**Instruction:**
Set out each line from the following listing that includes the word "Reserve".

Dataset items
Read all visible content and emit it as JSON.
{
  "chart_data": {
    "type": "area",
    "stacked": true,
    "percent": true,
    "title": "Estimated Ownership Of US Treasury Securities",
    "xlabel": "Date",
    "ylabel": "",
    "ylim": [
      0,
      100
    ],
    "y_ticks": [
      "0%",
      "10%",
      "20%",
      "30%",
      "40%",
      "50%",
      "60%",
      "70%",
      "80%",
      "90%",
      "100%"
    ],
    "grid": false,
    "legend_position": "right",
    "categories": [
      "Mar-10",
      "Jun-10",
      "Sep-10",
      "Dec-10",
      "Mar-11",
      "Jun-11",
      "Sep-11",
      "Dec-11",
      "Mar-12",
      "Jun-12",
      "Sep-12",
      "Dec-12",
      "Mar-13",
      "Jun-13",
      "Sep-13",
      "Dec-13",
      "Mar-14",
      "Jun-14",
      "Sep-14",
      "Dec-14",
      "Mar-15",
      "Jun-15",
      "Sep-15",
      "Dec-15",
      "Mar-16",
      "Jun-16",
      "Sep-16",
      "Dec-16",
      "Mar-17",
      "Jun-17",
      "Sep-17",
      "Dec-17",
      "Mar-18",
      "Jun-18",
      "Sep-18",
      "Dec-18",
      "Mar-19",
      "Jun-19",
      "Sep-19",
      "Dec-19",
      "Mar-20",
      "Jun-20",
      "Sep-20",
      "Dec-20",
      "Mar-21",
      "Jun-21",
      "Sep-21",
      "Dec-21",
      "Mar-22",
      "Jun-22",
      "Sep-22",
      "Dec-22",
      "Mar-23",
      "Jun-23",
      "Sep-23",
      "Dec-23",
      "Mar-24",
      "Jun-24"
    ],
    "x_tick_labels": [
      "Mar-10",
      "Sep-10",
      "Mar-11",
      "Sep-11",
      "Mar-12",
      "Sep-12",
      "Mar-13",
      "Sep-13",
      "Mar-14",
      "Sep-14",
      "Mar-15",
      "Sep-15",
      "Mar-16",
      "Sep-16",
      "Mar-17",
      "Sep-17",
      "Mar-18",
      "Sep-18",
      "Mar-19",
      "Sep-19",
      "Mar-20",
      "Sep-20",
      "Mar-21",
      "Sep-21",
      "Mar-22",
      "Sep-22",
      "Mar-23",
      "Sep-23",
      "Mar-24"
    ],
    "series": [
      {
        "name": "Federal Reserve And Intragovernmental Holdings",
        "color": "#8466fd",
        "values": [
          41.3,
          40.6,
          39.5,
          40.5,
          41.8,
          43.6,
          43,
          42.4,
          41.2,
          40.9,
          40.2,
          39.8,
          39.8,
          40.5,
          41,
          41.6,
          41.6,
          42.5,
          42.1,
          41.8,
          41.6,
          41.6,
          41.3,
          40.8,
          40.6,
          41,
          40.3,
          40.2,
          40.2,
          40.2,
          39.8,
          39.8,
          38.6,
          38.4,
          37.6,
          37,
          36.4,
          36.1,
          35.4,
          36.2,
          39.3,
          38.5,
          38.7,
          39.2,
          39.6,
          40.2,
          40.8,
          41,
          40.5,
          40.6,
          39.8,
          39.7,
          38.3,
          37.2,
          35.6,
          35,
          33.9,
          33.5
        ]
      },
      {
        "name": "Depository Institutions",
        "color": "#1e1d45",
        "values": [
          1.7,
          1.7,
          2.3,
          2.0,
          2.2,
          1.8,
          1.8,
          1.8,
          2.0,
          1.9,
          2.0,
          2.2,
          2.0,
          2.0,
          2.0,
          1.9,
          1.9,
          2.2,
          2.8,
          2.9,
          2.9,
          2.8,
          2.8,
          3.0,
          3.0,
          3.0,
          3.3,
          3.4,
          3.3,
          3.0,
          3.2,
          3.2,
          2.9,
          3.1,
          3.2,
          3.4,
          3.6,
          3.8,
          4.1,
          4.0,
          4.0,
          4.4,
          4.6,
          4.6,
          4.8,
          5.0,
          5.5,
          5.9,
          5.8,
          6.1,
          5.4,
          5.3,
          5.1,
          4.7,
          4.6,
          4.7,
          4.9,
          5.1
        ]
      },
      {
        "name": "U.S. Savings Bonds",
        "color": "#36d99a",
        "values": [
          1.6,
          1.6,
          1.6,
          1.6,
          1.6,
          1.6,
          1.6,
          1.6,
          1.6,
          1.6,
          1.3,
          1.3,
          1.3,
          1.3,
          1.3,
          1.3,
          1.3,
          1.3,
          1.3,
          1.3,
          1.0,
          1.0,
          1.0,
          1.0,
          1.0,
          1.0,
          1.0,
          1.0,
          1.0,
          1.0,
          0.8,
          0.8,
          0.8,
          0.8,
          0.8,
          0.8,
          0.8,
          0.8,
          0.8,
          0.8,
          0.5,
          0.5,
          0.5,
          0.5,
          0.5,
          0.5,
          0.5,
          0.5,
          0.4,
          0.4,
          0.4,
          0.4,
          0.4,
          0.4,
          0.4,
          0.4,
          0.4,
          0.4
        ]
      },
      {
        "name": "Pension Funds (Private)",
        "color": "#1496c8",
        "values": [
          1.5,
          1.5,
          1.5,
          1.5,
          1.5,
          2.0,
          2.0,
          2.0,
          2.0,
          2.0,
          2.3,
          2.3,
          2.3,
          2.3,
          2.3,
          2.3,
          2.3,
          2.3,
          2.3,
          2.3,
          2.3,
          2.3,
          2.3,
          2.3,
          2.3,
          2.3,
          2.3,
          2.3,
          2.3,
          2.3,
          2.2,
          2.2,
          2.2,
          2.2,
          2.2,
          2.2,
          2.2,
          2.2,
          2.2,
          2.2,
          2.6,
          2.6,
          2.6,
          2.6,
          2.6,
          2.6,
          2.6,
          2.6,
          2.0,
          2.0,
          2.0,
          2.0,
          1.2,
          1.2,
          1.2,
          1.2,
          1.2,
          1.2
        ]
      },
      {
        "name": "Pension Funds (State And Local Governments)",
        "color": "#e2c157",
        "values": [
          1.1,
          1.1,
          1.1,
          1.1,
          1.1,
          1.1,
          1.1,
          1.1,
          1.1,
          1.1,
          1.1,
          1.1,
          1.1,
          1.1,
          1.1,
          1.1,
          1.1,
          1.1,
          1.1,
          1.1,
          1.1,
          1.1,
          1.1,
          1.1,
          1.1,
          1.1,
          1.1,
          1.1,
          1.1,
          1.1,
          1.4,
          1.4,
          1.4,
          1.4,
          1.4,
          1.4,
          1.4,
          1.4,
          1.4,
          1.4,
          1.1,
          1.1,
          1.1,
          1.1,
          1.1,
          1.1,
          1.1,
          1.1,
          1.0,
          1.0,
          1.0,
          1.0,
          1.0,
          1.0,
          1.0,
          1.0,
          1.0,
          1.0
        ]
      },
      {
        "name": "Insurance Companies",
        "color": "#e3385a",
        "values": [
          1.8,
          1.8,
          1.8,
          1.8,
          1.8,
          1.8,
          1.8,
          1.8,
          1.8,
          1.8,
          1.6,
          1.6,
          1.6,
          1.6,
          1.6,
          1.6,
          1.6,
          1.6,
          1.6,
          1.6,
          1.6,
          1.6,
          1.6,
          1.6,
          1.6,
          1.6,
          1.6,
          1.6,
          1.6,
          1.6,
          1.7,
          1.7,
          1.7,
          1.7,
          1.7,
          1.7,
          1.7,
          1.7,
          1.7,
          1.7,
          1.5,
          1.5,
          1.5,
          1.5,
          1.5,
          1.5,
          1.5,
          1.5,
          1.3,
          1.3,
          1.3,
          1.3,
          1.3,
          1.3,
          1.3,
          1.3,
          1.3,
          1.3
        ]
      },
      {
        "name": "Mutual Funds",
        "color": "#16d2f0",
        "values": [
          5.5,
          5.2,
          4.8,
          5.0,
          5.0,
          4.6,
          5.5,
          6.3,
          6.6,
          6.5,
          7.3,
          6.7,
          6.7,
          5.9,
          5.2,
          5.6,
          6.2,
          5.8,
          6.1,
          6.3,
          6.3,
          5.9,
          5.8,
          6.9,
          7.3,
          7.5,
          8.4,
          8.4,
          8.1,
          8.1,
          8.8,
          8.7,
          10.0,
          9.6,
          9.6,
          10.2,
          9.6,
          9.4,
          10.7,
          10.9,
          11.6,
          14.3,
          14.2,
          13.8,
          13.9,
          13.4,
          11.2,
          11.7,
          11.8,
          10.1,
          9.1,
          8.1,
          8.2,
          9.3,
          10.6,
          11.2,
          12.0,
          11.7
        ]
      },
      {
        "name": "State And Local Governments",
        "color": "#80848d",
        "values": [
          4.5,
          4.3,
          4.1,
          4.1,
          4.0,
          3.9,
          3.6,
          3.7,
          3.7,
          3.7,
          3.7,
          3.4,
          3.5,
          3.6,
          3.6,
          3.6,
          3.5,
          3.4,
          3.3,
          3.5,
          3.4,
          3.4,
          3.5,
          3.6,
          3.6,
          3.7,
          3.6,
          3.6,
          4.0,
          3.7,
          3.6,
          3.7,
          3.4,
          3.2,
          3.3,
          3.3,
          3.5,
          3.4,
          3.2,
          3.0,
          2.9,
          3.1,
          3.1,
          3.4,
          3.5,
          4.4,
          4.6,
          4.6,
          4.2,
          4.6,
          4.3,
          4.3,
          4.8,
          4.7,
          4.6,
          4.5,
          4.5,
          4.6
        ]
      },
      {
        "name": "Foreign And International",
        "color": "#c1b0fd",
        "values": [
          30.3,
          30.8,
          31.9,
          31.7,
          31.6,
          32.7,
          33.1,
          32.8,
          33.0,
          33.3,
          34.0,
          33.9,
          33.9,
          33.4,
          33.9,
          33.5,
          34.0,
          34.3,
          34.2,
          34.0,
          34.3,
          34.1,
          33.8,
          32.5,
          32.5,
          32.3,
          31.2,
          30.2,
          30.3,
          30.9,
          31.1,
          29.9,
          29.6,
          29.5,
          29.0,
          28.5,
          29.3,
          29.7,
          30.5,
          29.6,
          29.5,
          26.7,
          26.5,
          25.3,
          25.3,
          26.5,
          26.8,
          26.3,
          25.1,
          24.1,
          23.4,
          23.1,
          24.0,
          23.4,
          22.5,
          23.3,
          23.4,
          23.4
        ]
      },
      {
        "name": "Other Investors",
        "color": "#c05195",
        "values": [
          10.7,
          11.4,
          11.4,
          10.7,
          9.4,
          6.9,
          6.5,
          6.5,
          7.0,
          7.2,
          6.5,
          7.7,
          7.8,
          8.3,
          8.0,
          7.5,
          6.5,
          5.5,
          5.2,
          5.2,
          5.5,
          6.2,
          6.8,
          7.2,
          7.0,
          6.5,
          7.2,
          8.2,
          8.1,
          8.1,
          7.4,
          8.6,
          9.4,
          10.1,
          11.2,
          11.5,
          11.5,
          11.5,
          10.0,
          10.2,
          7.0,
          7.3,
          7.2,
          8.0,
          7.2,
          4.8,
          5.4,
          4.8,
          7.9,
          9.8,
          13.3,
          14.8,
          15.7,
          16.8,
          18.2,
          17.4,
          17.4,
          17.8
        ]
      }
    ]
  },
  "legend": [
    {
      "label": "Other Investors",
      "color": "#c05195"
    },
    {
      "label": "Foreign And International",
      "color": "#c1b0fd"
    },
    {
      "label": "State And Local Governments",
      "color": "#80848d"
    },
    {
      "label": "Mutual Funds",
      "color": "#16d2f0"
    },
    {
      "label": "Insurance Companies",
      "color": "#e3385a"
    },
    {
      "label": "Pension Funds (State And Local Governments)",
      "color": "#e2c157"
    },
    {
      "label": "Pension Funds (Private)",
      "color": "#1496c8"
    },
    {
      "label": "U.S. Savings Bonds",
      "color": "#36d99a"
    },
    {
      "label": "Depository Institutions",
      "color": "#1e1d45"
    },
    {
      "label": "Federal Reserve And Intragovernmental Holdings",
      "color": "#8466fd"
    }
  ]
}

**Full output:**
        "name": "Federal Reserve And Intragovernmental Holdings",
      "label": "Federal Reserve And Intragovernmental Holdings",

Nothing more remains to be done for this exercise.